Copy all lines of the listing that include the string "herpc".

*****

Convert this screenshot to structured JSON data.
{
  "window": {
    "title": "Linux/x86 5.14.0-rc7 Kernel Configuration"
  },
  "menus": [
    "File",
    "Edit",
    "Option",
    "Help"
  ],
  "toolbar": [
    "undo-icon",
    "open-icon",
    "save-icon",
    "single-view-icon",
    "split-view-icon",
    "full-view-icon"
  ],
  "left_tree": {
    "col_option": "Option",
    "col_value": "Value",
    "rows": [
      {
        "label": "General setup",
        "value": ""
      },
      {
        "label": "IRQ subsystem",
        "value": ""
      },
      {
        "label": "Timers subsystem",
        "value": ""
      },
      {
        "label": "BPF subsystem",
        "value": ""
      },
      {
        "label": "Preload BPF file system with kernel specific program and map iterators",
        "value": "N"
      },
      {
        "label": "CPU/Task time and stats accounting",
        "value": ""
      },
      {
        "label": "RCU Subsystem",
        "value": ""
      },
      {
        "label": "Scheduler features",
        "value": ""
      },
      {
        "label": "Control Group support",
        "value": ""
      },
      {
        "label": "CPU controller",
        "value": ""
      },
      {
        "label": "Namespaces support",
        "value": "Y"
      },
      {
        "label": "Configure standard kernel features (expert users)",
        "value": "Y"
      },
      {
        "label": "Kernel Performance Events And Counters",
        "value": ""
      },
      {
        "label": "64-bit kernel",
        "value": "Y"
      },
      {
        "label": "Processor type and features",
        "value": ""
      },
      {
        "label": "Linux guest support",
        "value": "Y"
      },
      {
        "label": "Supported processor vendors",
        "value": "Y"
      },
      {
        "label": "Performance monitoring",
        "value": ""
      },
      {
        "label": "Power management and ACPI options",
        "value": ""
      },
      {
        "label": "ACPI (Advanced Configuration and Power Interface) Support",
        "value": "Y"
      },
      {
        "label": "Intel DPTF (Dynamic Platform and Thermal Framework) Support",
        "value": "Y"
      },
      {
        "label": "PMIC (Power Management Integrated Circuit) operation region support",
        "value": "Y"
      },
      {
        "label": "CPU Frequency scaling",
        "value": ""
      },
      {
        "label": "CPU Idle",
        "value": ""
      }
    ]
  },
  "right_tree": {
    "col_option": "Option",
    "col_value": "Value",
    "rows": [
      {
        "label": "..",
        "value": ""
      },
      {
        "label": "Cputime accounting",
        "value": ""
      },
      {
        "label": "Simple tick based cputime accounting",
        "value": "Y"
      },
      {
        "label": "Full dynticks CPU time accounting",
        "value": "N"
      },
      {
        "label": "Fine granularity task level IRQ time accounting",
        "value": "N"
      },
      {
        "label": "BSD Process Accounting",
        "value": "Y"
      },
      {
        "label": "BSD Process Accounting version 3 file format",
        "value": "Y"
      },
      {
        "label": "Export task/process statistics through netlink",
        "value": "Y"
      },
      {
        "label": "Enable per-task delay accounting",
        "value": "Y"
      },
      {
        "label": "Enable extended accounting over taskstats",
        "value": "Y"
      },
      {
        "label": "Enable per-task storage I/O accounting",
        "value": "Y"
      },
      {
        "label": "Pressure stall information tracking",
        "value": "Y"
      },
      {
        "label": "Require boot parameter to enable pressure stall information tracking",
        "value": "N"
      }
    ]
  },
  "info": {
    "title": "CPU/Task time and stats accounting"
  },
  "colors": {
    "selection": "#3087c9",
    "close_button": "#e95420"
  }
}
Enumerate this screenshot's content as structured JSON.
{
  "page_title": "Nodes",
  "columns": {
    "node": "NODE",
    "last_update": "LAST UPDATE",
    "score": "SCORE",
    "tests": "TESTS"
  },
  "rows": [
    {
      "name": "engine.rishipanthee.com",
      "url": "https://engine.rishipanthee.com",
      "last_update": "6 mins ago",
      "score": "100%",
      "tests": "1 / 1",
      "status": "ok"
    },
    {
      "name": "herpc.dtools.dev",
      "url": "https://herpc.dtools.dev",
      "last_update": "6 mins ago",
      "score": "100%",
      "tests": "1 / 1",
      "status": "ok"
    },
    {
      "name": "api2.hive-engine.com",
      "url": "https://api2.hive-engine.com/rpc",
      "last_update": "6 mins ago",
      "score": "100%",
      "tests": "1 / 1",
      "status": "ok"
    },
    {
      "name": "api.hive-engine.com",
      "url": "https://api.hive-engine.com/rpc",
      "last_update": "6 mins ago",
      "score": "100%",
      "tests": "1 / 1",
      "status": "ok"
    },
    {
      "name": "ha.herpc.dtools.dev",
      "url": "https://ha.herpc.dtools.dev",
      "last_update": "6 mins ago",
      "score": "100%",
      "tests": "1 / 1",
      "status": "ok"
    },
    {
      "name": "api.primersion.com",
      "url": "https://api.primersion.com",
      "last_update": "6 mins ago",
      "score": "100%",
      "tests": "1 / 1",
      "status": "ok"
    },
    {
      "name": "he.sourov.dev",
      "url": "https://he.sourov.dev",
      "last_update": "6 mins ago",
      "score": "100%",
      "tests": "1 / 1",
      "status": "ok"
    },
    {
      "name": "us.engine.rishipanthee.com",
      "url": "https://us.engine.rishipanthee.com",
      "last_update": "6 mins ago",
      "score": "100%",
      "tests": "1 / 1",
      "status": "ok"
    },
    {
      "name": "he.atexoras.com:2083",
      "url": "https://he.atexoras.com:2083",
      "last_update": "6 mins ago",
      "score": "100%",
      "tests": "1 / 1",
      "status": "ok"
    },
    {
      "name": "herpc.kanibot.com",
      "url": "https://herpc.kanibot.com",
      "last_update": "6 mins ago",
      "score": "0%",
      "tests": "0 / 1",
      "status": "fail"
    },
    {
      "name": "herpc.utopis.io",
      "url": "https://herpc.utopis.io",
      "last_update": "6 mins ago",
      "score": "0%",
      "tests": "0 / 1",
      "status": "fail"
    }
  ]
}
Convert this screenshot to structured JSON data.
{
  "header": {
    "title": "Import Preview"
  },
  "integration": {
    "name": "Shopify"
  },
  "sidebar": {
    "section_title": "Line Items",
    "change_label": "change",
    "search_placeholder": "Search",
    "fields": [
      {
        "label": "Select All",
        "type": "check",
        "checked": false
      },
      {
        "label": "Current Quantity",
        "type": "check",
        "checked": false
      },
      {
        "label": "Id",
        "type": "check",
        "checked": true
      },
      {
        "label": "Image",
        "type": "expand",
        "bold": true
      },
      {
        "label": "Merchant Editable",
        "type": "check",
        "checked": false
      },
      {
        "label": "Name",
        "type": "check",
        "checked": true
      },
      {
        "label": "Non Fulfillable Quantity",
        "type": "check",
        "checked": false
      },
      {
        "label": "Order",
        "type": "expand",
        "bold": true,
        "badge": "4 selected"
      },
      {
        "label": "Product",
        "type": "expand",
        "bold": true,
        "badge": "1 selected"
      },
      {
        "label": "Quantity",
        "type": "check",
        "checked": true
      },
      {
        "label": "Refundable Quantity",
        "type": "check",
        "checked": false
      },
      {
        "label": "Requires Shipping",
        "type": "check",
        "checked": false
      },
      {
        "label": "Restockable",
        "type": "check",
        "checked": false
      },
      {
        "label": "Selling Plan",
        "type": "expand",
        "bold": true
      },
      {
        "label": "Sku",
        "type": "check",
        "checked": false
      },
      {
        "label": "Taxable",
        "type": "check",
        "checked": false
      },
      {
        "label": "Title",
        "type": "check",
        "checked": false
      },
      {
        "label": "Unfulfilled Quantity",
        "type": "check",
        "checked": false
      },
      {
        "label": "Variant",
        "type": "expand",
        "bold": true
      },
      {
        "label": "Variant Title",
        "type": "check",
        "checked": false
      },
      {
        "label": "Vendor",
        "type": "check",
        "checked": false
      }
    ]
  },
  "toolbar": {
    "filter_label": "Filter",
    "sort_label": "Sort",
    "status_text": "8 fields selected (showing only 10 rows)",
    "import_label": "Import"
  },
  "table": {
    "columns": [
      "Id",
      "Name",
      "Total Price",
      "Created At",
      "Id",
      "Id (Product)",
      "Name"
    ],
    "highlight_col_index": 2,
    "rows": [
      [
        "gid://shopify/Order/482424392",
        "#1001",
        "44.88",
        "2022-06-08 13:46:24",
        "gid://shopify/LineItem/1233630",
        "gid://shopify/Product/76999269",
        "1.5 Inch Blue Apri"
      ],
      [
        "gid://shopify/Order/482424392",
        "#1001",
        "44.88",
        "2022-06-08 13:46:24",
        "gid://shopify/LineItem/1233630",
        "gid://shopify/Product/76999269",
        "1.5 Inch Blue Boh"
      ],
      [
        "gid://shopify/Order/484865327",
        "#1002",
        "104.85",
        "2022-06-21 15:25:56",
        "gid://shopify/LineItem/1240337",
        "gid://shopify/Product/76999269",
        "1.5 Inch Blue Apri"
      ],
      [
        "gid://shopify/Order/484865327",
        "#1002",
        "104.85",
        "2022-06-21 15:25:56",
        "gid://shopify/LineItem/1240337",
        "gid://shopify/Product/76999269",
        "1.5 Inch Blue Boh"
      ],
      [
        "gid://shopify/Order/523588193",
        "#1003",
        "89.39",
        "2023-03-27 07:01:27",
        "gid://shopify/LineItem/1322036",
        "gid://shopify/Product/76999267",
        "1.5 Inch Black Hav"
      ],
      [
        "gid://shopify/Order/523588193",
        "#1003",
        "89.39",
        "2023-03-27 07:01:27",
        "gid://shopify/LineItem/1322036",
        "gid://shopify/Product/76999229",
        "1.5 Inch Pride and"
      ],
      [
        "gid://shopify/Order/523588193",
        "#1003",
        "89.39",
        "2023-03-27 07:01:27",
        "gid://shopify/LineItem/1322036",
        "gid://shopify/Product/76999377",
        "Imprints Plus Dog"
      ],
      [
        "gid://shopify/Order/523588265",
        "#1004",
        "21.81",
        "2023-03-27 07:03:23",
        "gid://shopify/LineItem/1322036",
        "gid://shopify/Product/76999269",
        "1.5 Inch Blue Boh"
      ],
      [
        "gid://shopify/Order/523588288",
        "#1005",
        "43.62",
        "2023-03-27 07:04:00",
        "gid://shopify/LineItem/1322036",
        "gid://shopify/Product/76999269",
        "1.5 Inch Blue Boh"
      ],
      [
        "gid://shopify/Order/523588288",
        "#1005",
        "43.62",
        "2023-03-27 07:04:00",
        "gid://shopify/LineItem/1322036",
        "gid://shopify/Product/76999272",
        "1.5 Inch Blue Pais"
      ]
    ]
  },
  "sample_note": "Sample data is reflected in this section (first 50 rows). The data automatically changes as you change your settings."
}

*****

REPLY TO THE EXERCISE
      "name": "herpc.dtools.dev",
      "url": "https://herpc.dtools.dev",
      "name": "ha.herpc.dtools.dev",
      "url": "https://ha.herpc.dtools.dev",
      "name": "herpc.kanibot.com",
      "url": "https://herpc.kanibot.com",
      "name": "herpc.utopis.io",
      "url": "https://herpc.utopis.io",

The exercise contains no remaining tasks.